WORK TO DO: Collect from the data below each line with "поставщиков".

##############################

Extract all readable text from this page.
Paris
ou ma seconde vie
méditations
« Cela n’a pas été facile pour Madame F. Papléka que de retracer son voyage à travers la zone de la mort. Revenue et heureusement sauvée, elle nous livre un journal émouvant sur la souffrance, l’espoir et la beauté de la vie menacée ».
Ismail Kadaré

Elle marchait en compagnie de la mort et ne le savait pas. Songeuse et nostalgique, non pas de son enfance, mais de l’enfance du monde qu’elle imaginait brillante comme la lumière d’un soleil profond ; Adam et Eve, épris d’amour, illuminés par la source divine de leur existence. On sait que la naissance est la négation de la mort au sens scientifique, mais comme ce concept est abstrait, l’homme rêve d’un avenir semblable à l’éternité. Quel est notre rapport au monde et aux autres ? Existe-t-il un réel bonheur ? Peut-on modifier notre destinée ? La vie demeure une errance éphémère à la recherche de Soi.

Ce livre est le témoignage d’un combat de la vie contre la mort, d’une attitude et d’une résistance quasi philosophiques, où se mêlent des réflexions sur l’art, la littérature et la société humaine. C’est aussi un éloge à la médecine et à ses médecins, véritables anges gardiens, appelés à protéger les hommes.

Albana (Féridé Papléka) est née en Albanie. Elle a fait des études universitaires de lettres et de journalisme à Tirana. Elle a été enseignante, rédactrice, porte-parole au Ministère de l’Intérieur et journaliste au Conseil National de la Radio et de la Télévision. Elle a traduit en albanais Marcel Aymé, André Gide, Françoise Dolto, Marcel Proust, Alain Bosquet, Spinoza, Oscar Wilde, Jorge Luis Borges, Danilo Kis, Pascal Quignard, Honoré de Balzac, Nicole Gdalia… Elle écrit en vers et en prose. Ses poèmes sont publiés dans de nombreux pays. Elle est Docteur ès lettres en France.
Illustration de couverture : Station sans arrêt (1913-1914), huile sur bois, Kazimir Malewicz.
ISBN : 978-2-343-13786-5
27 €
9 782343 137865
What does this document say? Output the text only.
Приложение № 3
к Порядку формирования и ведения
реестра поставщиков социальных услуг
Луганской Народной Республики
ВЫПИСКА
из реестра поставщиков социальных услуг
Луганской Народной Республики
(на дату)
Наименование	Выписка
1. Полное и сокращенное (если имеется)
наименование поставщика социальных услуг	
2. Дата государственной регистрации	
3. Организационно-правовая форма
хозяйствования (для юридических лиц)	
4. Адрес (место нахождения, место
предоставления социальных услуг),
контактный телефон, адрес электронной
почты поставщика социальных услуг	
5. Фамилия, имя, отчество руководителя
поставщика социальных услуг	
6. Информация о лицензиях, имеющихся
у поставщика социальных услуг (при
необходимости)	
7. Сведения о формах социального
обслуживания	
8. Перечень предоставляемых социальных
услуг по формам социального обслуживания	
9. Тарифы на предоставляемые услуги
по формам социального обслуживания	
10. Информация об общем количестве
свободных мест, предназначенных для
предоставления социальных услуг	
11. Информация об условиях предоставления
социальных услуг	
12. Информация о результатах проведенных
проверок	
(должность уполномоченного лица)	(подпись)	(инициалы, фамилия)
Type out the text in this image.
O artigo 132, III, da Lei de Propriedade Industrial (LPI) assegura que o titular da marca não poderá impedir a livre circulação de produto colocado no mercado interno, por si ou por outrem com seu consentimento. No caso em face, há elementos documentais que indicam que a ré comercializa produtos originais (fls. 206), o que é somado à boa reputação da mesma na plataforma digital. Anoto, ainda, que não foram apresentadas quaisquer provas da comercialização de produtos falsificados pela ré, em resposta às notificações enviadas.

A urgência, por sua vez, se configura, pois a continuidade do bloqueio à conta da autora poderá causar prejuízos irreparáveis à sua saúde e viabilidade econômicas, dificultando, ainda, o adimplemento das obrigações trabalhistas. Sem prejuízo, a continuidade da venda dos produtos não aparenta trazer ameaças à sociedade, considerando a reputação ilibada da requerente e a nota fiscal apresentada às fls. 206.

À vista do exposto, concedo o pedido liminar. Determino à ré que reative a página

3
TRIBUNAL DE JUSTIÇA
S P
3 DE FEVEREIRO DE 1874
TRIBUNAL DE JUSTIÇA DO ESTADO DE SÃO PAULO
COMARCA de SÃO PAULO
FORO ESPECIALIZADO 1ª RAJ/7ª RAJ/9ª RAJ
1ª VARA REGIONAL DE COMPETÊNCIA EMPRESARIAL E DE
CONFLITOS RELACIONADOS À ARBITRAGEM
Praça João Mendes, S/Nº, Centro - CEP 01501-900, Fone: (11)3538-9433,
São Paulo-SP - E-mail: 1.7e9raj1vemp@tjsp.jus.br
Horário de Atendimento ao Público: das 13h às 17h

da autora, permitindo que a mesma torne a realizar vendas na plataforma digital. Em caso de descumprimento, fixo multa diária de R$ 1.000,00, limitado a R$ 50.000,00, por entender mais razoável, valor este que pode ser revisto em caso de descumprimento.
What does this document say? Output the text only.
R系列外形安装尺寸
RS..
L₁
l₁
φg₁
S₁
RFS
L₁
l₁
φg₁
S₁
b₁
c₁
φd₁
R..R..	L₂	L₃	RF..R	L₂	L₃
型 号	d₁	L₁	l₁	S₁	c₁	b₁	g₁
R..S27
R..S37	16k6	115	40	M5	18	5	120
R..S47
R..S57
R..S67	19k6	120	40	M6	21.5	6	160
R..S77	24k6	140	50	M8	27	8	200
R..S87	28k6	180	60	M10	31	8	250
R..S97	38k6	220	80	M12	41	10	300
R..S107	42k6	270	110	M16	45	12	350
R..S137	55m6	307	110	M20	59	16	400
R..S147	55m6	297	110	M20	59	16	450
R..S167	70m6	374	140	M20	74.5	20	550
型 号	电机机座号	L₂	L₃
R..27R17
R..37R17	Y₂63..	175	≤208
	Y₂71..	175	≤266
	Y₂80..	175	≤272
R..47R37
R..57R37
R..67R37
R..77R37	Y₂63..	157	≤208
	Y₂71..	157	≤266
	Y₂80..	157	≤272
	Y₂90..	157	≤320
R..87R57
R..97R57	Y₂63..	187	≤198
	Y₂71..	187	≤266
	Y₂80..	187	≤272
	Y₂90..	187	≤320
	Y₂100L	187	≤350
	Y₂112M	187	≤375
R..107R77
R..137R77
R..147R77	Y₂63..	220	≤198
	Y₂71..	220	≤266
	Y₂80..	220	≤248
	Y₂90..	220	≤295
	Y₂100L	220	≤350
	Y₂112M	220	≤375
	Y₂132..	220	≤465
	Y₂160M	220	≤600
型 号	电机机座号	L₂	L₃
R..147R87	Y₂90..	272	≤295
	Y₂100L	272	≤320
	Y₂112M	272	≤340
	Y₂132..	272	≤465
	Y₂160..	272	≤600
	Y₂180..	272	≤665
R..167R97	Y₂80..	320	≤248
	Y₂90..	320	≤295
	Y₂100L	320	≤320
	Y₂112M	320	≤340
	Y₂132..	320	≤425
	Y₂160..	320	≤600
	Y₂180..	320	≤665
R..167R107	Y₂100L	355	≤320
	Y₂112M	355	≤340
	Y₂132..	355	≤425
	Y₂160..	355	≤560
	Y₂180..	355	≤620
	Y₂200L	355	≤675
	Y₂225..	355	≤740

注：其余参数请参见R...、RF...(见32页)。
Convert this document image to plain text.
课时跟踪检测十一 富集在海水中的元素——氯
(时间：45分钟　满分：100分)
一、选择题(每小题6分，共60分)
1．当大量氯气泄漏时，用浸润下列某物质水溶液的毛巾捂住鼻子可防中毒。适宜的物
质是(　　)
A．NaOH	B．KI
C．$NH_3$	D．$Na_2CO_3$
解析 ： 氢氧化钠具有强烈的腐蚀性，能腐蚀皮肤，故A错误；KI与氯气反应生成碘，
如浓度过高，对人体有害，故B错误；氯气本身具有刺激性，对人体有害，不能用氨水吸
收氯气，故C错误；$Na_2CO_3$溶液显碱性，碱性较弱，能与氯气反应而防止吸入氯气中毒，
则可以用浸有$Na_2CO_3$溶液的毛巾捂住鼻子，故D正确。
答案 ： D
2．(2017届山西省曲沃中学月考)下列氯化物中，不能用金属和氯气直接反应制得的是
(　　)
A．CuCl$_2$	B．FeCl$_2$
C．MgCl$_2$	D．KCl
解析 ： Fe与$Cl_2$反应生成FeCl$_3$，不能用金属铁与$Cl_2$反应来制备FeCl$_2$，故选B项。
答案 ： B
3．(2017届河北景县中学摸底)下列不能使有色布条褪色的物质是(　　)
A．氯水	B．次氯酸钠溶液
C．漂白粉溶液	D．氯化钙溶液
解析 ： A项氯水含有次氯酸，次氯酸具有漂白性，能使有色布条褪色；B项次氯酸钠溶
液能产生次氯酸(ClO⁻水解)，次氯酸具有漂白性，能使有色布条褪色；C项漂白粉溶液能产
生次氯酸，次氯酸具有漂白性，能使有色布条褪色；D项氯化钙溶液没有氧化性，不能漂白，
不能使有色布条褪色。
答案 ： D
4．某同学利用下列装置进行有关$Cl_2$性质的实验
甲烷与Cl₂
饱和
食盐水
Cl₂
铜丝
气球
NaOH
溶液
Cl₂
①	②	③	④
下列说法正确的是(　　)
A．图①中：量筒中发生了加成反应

##############################

SOLUTION TO THIS TASK:
реестра поставщиков социальных услуг
из реестра поставщиков социальных услуг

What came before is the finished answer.